**Information shown**
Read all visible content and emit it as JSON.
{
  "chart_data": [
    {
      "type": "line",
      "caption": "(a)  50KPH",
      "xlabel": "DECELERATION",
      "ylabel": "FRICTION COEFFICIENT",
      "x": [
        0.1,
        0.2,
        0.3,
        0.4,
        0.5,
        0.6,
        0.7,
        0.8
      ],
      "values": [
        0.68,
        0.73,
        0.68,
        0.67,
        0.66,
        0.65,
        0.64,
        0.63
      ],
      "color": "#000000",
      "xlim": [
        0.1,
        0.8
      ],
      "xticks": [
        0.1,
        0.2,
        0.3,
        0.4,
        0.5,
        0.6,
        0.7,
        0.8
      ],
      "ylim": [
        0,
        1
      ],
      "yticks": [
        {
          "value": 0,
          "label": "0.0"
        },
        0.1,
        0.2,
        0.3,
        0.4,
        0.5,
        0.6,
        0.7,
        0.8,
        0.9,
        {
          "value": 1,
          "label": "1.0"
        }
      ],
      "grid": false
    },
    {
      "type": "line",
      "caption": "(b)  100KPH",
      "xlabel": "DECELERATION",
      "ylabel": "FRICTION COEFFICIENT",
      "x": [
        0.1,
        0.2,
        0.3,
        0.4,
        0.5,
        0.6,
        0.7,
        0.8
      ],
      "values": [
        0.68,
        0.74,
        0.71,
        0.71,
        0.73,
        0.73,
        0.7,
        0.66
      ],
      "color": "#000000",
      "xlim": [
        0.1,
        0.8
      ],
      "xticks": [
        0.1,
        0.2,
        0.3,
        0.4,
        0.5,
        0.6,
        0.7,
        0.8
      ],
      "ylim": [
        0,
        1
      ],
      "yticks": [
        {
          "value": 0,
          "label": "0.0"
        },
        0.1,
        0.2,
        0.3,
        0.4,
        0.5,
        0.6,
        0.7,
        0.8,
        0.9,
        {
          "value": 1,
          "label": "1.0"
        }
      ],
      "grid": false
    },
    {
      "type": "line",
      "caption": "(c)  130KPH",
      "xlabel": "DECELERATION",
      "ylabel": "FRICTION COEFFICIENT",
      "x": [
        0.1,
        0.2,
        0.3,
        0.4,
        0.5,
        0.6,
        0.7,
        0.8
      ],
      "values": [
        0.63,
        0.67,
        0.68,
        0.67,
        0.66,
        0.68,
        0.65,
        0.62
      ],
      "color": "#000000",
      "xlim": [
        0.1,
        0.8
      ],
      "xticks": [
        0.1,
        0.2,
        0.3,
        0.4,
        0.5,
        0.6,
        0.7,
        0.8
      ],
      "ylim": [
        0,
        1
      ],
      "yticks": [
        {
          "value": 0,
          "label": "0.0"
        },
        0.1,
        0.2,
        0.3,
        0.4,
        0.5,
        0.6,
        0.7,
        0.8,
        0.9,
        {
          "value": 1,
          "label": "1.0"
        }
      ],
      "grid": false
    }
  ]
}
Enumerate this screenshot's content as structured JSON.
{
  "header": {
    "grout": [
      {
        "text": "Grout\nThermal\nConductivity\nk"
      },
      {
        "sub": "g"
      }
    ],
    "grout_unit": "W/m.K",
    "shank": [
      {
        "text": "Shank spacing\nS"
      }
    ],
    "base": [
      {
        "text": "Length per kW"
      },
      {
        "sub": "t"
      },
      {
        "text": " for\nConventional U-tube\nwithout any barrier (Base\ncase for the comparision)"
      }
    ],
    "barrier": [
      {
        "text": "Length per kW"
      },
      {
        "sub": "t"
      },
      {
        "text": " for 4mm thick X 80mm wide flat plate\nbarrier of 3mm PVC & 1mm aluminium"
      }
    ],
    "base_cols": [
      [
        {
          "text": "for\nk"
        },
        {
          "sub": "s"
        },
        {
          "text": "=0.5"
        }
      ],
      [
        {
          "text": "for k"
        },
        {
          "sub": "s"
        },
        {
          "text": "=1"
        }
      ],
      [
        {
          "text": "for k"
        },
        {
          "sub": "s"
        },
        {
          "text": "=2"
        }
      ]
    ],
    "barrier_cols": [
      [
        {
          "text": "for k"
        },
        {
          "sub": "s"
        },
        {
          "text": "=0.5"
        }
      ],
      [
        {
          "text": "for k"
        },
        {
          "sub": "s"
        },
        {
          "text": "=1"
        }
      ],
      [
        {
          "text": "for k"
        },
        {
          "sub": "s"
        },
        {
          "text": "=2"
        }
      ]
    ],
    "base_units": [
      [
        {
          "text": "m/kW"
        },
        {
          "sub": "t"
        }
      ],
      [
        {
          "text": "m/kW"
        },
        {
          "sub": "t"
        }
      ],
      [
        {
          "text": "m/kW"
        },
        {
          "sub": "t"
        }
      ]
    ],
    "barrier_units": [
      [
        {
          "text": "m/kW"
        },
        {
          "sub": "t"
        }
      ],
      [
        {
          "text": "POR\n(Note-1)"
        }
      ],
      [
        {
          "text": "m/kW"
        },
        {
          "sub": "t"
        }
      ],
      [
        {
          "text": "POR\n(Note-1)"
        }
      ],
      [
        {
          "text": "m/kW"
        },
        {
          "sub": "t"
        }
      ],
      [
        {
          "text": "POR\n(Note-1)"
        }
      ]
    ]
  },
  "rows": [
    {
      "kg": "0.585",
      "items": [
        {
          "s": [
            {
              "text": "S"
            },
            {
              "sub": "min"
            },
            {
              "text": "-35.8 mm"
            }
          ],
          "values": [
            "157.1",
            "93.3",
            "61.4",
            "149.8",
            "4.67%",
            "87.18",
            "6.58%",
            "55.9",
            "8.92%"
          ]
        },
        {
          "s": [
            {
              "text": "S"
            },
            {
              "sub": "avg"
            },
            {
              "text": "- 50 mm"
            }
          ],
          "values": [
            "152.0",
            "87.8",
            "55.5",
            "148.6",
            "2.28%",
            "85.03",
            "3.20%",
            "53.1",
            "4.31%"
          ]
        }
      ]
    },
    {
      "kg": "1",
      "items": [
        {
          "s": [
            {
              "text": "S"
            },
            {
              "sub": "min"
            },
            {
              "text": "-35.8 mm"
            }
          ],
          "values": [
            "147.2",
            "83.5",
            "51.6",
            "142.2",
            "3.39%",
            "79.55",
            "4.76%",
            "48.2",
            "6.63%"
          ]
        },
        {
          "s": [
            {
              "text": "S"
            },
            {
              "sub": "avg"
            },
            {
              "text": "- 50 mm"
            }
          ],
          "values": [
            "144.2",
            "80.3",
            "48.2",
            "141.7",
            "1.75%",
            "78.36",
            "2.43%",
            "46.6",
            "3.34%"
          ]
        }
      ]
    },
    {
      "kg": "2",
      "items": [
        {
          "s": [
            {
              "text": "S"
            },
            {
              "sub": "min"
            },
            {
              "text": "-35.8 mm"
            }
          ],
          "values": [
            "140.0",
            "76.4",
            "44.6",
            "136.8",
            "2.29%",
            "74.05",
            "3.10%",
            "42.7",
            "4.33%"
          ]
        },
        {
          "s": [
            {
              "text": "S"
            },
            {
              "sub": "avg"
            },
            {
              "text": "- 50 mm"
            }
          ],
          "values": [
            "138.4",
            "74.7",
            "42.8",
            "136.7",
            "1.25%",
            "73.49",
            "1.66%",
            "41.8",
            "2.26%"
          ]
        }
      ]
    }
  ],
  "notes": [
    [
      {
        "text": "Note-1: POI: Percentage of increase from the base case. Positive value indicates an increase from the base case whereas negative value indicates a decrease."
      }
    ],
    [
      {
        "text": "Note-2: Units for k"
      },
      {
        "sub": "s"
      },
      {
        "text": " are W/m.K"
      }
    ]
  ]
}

**Task description**
Transcribe each entry precisely, missing none.

**Output for this task**
Read all visible content and emit it as JSON.
{
  "chart_data": [
    {
      "type": "line",
      "caption": "(a)  50KPH",
      "xlabel": "DECELERATION",
      "ylabel": "FRICTION COEFFICIENT",
      "x": [
        0.1,
        0.2,
        0.3,
        0.4,
        0.5,
        0.6,
        0.7,
        0.8
      ],
      "values": [
        0.68,
        0.73,
        0.68,
        0.67,
        0.66,
        0.65,
        0.64,
        0.63
      ],
      "color": "#000000",
      "xlim": [
        0.1,
        0.8
      ],
      "xticks": [
        0.1,
        0.2,
        0.3,
        0.4,
        0.5,
        0.6,
        0.7,
        0.8
      ],
      "ylim": [
        0,
        1
      ],
      "yticks": [
        {
          "value": 0,
          "label": "0.0"
        },
        0.1,
        0.2,
        0.3,
        0.4,
        0.5,
        0.6,
        0.7,
        0.8,
        0.9,
        {
          "value": 1,
          "label": "1.0"
        }
      ],
      "grid": false
    },
    {
      "type": "line",
      "caption": "(b)  100KPH",
      "xlabel": "DECELERATION",
      "ylabel": "FRICTION COEFFICIENT",
      "x": [
        0.1,
        0.2,
        0.3,
        0.4,
        0.5,
        0.6,
        0.7,
        0.8
      ],
      "values": [
        0.68,
        0.74,
        0.71,
        0.71,
        0.73,
        0.73,
        0.7,
        0.66
      ],
      "color": "#000000",
      "xlim": [
        0.1,
        0.8
      ],
      "xticks": [
        0.1,
        0.2,
        0.3,
        0.4,
        0.5,
        0.6,
        0.7,
        0.8
      ],
      "ylim": [
        0,
        1
      ],
      "yticks": [
        {
          "value": 0,
          "label": "0.0"
        },
        0.1,
        0.2,
        0.3,
        0.4,
        0.5,
        0.6,
        0.7,
        0.8,
        0.9,
        {
          "value": 1,
          "label": "1.0"
        }
      ],
      "grid": false
    },
    {
      "type": "line",
      "caption": "(c)  130KPH",
      "xlabel": "DECELERATION",
      "ylabel": "FRICTION COEFFICIENT",
      "x": [
        0.1,
        0.2,
        0.3,
        0.4,
        0.5,
        0.6,
        0.7,
        0.8
      ],
      "values": [
        0.63,
        0.67,
        0.68,
        0.67,
        0.66,
        0.68,
        0.65,
        0.62
      ],
      "color": "#000000",
      "xlim": [
        0.1,
        0.8
      ],
      "xticks": [
        0.1,
        0.2,
        0.3,
        0.4,
        0.5,
        0.6,
        0.7,
        0.8
      ],
      "ylim": [
        0,
        1
      ],
      "yticks": [
        {
          "value": 0,
          "label": "0.0"
        },
        0.1,
        0.2,
        0.3,
        0.4,
        0.5,
        0.6,
        0.7,
        0.8,
        0.9,
        {
          "value": 1,
          "label": "1.0"
        }
      ],
      "grid": false
    }
  ]
}
Enumerate this screenshot's content as structured JSON.
{
  "header": {
    "grout": [
      {
        "text": "Grout\nThermal\nConductivity\nk"
      },
      {
        "sub": "g"
      }
    ],
    "grout_unit": "W/m.K",
    "shank": [
      {
        "text": "Shank spacing\nS"
      }
    ],
    "base": [
      {
        "text": "Length per kW"
      },
      {
        "sub": "t"
      },
      {
        "text": " for\nConventional U-tube\nwithout any barrier (Base\ncase for the comparision)"
      }
    ],
    "barrier": [
      {
        "text": "Length per kW"
      },
      {
        "sub": "t"
      },
      {
        "text": " for 4mm thick X 80mm wide flat plate\nbarrier of 3mm PVC & 1mm aluminium"
      }
    ],
    "base_cols": [
      [
        {
          "text": "for\nk"
        },
        {
          "sub": "s"
        },
        {
          "text": "=0.5"
        }
      ],
      [
        {
          "text": "for k"
        },
        {
          "sub": "s"
        },
        {
          "text": "=1"
        }
      ],
      [
        {
          "text": "for k"
        },
        {
          "sub": "s"
        },
        {
          "text": "=2"
        }
      ]
    ],
    "barrier_cols": [
      [
        {
          "text": "for k"
        },
        {
          "sub": "s"
        },
        {
          "text": "=0.5"
        }
      ],
      [
        {
          "text": "for k"
        },
        {
          "sub": "s"
        },
        {
          "text": "=1"
        }
      ],
      [
        {
          "text": "for k"
        },
        {
          "sub": "s"
        },
        {
          "text": "=2"
        }
      ]
    ],
    "base_units": [
      [
        {
          "text": "m/kW"
        },
        {
          "sub": "t"
        }
      ],
      [
        {
          "text": "m/kW"
        },
        {
          "sub": "t"
        }
      ],
      [
        {
          "text": "m/kW"
        },
        {
          "sub": "t"
        }
      ]
    ],
    "barrier_units": [
      [
        {
          "text": "m/kW"
        },
        {
          "sub": "t"
        }
      ],
      [
        {
          "text": "POR\n(Note-1)"
        }
      ],
      [
        {
          "text": "m/kW"
        },
        {
          "sub": "t"
        }
      ],
      [
        {
          "text": "POR\n(Note-1)"
        }
      ],
      [
        {
          "text": "m/kW"
        },
        {
          "sub": "t"
        }
      ],
      [
        {
          "text": "POR\n(Note-1)"
        }
      ]
    ]
  },
  "rows": [
    {
      "kg": "0.585",
      "items": [
        {
          "s": [
            {
              "text": "S"
            },
            {
              "sub": "min"
            },
            {
              "text": "-35.8 mm"
            }
          ],
          "values": [
            "157.1",
            "93.3",
            "61.4",
            "149.8",
            "4.67%",
            "87.18",
            "6.58%",
            "55.9",
            "8.92%"
          ]
        },
        {
          "s": [
            {
              "text": "S"
            },
            {
              "sub": "avg"
            },
            {
              "text": "- 50 mm"
            }
          ],
          "values": [
            "152.0",
            "87.8",
            "55.5",
            "148.6",
            "2.28%",
            "85.03",
            "3.20%",
            "53.1",
            "4.31%"
          ]
        }
      ]
    },
    {
      "kg": "1",
      "items": [
        {
          "s": [
            {
              "text": "S"
            },
            {
              "sub": "min"
            },
            {
              "text": "-35.8 mm"
            }
          ],
          "values": [
            "147.2",
            "83.5",
            "51.6",
            "142.2",
            "3.39%",
            "79.55",
            "4.76%",
            "48.2",
            "6.63%"
          ]
        },
        {
          "s": [
            {
              "text": "S"
            },
            {
              "sub": "avg"
            },
            {
              "text": "- 50 mm"
            }
          ],
          "values": [
            "144.2",
            "80.3",
            "48.2",
            "141.7",
            "1.75%",
            "78.36",
            "2.43%",
            "46.6",
            "3.34%"
          ]
        }
      ]
    },
    {
      "kg": "2",
      "items": [
        {
          "s": [
            {
              "text": "S"
            },
            {
              "sub": "min"
            },
            {
              "text": "-35.8 mm"
            }
          ],
          "values": [
            "140.0",
            "76.4",
            "44.6",
            "136.8",
            "2.29%",
            "74.05",
            "3.10%",
            "42.7",
            "4.33%"
          ]
        },
        {
          "s": [
            {
              "text": "S"
            },
            {
              "sub": "avg"
            },
            {
              "text": "- 50 mm"
            }
          ],
          "values": [
            "138.4",
            "74.7",
            "42.8",
            "136.7",
            "1.25%",
            "73.49",
            "1.66%",
            "41.8",
            "2.26%"
          ]
        }
      ]
    }
  ],
  "notes": [
    [
      {
        "text": "Note-1: POI: Percentage of increase from the base case. Positive value indicates an increase from the base case whereas negative value indicates a decrease."
      }
    ],
    [
      {
        "text": "Note-2: Units for k"
      },
      {
        "sub": "s"
      },
      {
        "text": " are W/m.K"
      }
    ]
  ]
}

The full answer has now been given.